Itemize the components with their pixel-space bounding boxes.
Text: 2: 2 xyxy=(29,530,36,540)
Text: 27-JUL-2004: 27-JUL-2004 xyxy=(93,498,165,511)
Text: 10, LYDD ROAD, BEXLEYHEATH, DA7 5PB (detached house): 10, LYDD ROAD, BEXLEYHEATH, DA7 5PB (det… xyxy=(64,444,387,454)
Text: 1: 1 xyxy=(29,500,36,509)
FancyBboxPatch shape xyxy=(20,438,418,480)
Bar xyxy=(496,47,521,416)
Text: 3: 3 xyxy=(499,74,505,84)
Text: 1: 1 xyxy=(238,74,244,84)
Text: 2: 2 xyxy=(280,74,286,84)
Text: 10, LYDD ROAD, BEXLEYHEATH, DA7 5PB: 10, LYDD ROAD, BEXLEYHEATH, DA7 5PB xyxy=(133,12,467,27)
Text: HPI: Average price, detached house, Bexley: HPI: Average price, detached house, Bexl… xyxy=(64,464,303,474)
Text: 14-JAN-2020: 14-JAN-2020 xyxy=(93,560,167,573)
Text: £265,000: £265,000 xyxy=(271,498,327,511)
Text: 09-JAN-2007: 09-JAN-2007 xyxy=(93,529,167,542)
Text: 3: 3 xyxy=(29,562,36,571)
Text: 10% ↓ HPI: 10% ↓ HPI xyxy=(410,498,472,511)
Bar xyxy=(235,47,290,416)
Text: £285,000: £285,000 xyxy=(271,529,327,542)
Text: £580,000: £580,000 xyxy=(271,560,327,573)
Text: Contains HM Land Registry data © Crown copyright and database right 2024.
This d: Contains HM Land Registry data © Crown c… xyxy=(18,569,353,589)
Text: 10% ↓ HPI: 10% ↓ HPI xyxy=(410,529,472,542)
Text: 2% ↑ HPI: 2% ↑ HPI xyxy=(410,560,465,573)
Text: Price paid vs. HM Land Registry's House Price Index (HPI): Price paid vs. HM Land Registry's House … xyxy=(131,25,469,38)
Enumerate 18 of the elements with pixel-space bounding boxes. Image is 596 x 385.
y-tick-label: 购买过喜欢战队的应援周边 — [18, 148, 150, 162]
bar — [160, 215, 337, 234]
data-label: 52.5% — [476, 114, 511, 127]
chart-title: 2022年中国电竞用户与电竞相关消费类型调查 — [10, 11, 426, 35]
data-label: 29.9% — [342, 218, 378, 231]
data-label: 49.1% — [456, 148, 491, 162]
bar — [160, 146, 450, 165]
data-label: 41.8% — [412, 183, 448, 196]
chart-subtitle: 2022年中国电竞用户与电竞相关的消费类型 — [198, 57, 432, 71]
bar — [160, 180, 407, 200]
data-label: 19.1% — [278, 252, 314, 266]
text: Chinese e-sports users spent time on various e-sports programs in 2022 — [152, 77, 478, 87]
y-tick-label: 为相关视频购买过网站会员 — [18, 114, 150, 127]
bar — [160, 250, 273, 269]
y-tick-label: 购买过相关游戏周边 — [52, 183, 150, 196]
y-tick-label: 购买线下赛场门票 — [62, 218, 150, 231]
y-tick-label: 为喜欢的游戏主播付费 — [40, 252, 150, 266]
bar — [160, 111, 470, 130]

• _Objective_:
Reproduce the material from its first line through the line containing "data-label: 29.9% — [342, 218, 378, 231]", replacing "xyxy" with "bbox" and leaving everything else unchanged.

• _Response_:
Itemize the components with their pixel-space bounding boxes.
Text: 2: 2 bbox=(29,530,36,540)
Text: 27-JUL-2004: 27-JUL-2004 bbox=(93,498,165,511)
Text: 10, LYDD ROAD, BEXLEYHEATH, DA7 5PB (detached house): 10, LYDD ROAD, BEXLEYHEATH, DA7 5PB (det… bbox=(64,444,387,454)
Text: 1: 1 bbox=(29,500,36,509)
FancyBboxPatch shape bbox=(20,438,418,480)
Bar bbox=(496,47,521,416)
Text: 3: 3 bbox=(499,74,505,84)
Text: 1: 1 bbox=(238,74,244,84)
Text: 2: 2 bbox=(280,74,286,84)
Text: 10, LYDD ROAD, BEXLEYHEATH, DA7 5PB: 10, LYDD ROAD, BEXLEYHEATH, DA7 5PB bbox=(133,12,467,27)
Text: HPI: Average price, detached house, Bexley: HPI: Average price, detached house, Bexl… bbox=(64,464,303,474)
Text: 14-JAN-2020: 14-JAN-2020 bbox=(93,560,167,573)
Text: £265,000: £265,000 bbox=(271,498,327,511)
Text: 09-JAN-2007: 09-JAN-2007 bbox=(93,529,167,542)
Text: 3: 3 bbox=(29,562,36,571)
Text: 10% ↓ HPI: 10% ↓ HPI bbox=(410,498,472,511)
Bar bbox=(235,47,290,416)
Text: £285,000: £285,000 bbox=(271,529,327,542)
Text: £580,000: £580,000 bbox=(271,560,327,573)
Text: Contains HM Land Registry data © Crown copyright and database right 2024.
This d: Contains HM Land Registry data © Crown c… bbox=(18,569,353,589)
Text: 10% ↓ HPI: 10% ↓ HPI bbox=(410,529,472,542)
Text: 2% ↑ HPI: 2% ↑ HPI bbox=(410,560,465,573)
Text: Price paid vs. HM Land Registry's House Price Index (HPI): Price paid vs. HM Land Registry's House … bbox=(131,25,469,38)
Enumerate 18 of the elements with pixel-space bounding boxes. Image is 596 x 385.
y-tick-label: 购买过喜欢战队的应援周边 — [18, 148, 150, 162]
bar — [160, 215, 337, 234]
data-label: 52.5% — [476, 114, 511, 127]
chart-title: 2022年中国电竞用户与电竞相关消费类型调查 — [10, 11, 426, 35]
data-label: 29.9% — [342, 218, 378, 231]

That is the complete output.